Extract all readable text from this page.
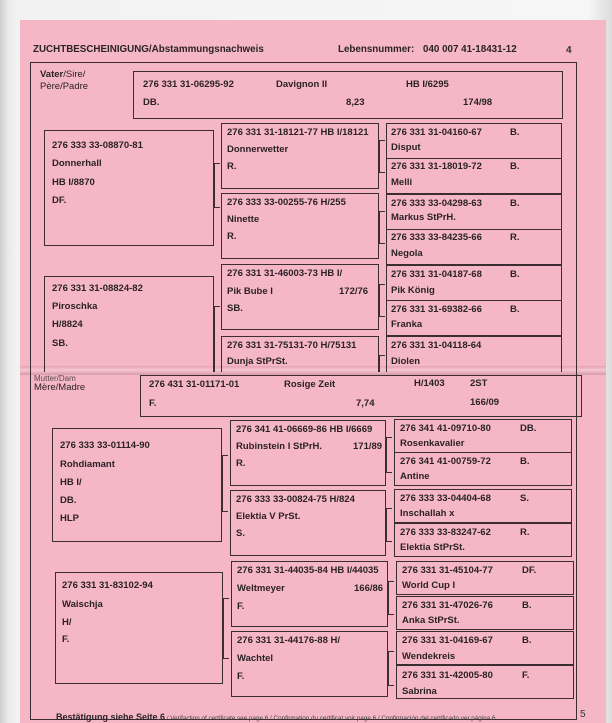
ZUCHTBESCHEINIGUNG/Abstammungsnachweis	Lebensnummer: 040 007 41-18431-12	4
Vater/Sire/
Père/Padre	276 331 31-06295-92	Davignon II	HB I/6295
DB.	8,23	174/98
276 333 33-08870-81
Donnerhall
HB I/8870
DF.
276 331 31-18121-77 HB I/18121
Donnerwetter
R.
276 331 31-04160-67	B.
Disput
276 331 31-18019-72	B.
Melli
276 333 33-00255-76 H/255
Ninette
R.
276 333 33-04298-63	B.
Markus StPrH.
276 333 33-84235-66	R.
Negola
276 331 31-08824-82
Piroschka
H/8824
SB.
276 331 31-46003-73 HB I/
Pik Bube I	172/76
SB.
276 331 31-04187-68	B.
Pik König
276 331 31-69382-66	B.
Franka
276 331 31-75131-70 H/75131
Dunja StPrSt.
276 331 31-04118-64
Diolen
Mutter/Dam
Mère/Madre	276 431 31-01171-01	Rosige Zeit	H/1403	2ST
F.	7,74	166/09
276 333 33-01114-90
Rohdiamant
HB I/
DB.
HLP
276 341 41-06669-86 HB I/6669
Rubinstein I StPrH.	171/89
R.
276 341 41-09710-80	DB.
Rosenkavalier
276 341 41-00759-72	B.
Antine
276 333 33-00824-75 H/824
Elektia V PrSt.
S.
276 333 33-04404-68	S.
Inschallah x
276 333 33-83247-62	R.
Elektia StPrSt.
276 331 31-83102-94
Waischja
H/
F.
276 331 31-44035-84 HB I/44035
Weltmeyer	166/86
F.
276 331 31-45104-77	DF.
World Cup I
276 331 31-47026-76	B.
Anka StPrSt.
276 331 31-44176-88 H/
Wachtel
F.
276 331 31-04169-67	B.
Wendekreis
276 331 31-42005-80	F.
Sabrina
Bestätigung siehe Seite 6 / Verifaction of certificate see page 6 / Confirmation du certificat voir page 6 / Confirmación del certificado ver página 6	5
☆ ☆ ☆ ☆ ☆ ☆ ☆
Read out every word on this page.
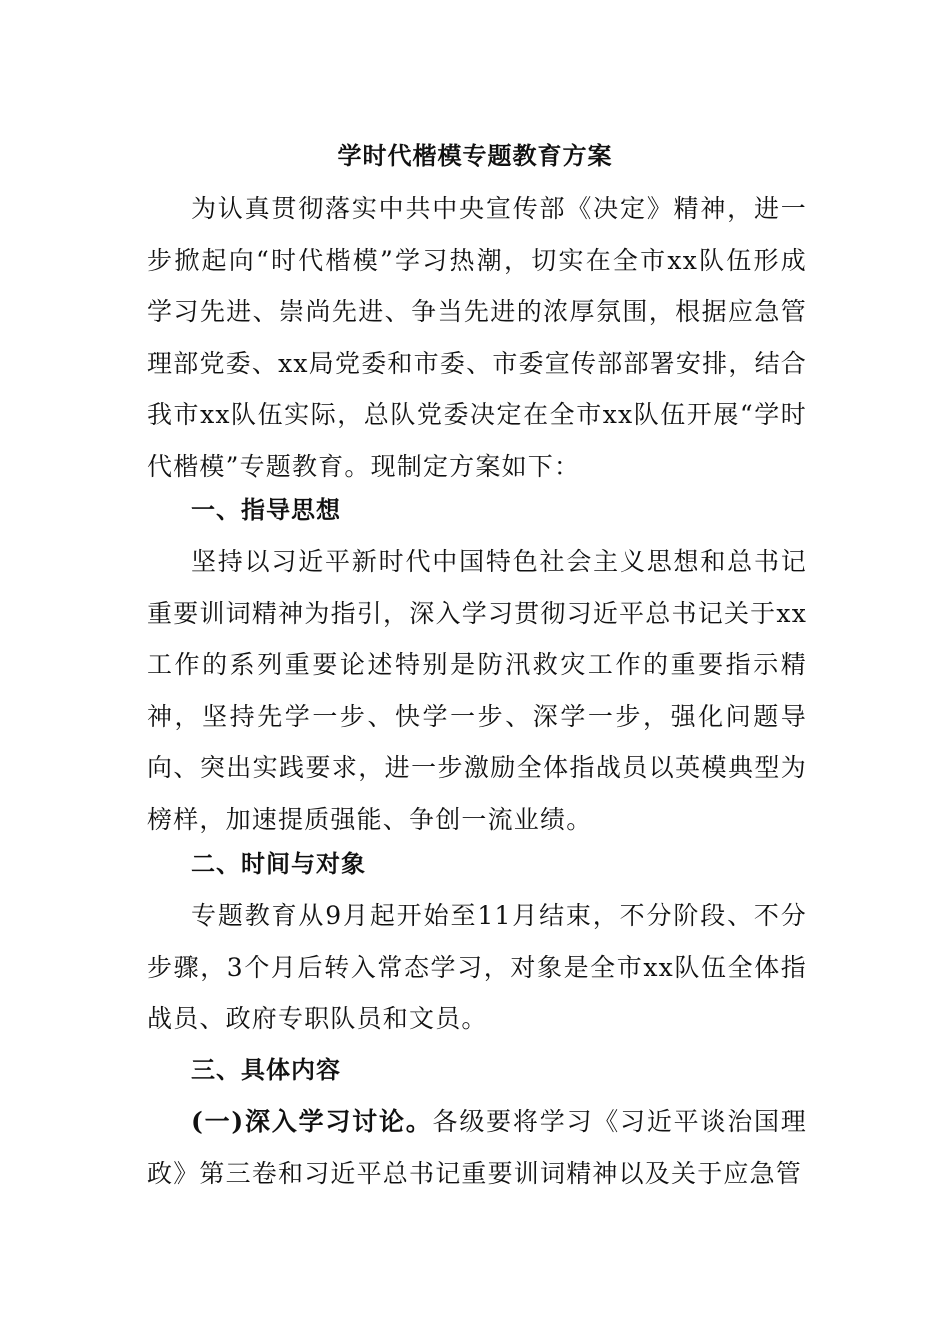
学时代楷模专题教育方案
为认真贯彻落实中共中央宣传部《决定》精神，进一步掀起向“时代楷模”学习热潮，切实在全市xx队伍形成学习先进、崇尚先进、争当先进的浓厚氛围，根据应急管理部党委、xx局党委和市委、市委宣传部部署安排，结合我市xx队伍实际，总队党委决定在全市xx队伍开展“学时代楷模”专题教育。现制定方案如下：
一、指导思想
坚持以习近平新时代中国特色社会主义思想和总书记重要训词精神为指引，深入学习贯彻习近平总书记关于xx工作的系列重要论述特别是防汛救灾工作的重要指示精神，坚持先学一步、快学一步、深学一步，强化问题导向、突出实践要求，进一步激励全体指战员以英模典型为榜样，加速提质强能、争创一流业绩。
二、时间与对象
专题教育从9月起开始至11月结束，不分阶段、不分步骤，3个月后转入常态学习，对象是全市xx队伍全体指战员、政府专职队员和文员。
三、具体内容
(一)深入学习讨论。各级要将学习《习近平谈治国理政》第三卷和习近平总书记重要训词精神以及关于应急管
☆ ☆ ☆ ☆ ☆ ☆ ☆
What the exercise asks: Determine the number of lines in the data that contain "this" as a word or string, and state only that number.

Reply to the task: 2